Can you pull out each line of the data below that includes the word "plus"?
□ □ □ □ □ □ □
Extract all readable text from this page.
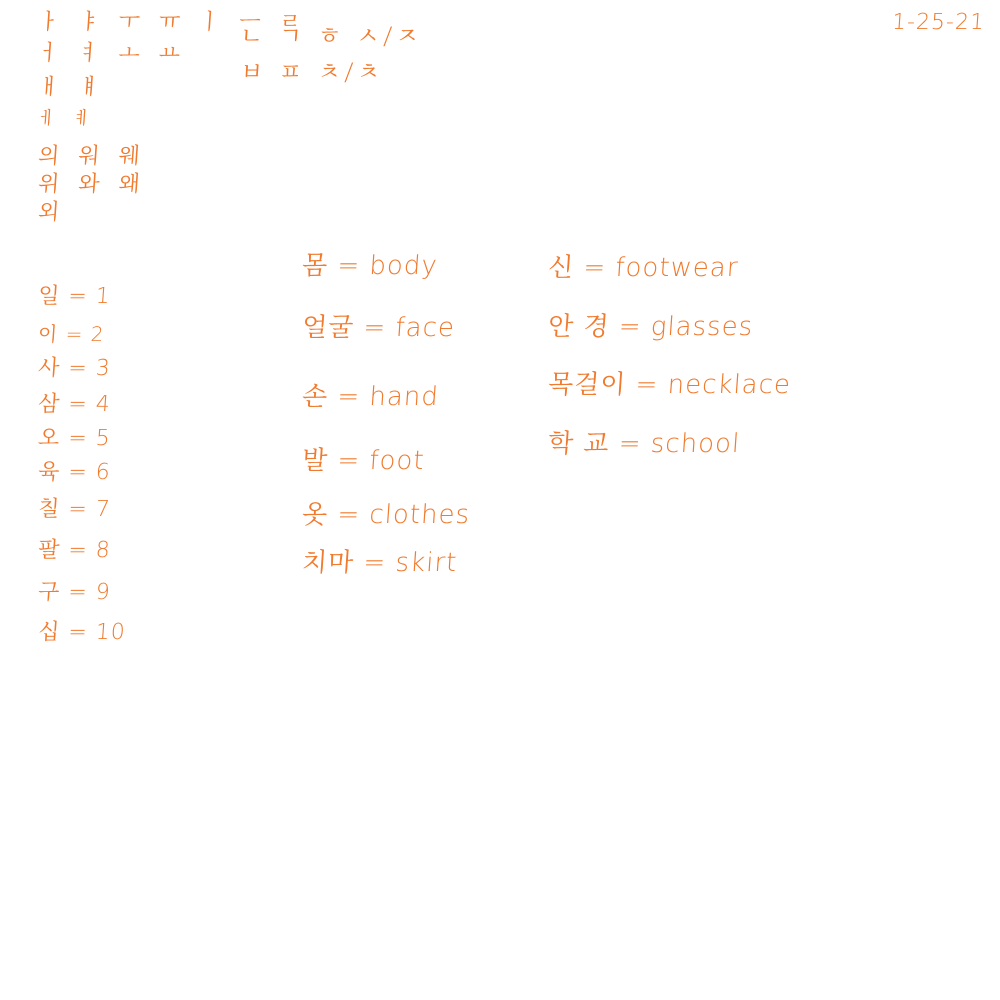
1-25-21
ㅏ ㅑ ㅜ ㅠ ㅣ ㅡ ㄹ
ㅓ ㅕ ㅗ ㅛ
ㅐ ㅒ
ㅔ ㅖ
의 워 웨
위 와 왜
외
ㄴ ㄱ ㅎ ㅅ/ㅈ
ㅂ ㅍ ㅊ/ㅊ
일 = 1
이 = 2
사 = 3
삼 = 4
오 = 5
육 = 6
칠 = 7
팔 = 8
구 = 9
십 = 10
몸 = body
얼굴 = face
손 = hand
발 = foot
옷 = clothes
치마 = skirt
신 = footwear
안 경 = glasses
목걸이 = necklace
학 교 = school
□ □ □ □ □ □ □
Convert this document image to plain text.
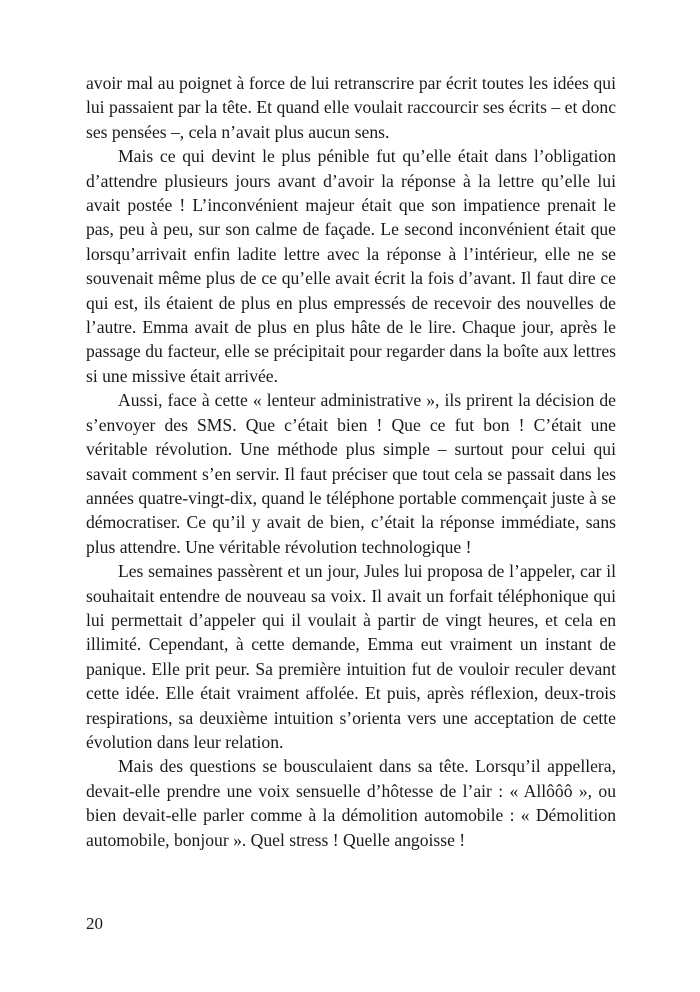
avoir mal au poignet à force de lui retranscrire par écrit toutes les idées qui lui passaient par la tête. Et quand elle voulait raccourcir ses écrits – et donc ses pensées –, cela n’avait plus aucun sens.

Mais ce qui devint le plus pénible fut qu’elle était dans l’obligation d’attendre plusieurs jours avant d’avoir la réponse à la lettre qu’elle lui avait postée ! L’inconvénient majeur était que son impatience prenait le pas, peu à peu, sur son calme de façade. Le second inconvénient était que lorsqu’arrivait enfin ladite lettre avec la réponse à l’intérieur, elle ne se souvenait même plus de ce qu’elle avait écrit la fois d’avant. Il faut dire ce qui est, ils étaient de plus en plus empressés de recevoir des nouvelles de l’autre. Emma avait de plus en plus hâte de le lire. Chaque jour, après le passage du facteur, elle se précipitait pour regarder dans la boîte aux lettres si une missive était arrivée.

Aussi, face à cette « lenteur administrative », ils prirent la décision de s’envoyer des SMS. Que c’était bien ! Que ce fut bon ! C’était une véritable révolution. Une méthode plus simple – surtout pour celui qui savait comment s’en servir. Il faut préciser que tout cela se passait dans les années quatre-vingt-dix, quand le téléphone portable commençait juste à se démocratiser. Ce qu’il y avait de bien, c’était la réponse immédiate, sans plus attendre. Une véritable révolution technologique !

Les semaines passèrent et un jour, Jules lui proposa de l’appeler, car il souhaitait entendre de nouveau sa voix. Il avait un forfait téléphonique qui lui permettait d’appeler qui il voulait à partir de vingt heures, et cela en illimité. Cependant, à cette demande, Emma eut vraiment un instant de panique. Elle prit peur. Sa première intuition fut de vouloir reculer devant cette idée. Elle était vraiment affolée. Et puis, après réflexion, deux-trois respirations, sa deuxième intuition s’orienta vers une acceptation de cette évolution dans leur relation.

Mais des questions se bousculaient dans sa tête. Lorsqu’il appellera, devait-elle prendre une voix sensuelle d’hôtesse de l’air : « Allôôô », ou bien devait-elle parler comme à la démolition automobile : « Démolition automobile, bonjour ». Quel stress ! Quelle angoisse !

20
□ □ □ □ □ □ □
▶ **Answer to the problem**
avoir mal au poignet à force de lui retranscrire par écrit toutes les idées qui lui passaient par la tête. Et quand elle voulait raccourcir ses écrits – et donc ses pensées –, cela n’avait plus aucun sens.
Mais ce qui devint le plus pénible fut qu’elle était dans l’obligation d’attendre plusieurs jours avant d’avoir la réponse à la lettre qu’elle lui avait postée ! L’inconvénient majeur était que son impatience prenait le pas, peu à peu, sur son calme de façade. Le second inconvénient était que lorsqu’arrivait enfin ladite lettre avec la réponse à l’intérieur, elle ne se souvenait même plus de ce qu’elle avait écrit la fois d’avant. Il faut dire ce qui est, ils étaient de plus en plus empressés de recevoir des nouvelles de l’autre. Emma avait de plus en plus hâte de le lire. Chaque jour, après le passage du facteur, elle se précipitait pour regarder dans la boîte aux lettres si une missive était arrivée.
Aussi, face à cette « lenteur administrative », ils prirent la décision de s’envoyer des SMS. Que c’était bien ! Que ce fut bon ! C’était une véritable révolution. Une méthode plus simple – surtout pour celui qui savait comment s’en servir. Il faut préciser que tout cela se passait dans les années quatre-vingt-dix, quand le téléphone portable commençait juste à se démocratiser. Ce qu’il y avait de bien, c’était la réponse immédiate, sans plus attendre. Une véritable révolution technologique !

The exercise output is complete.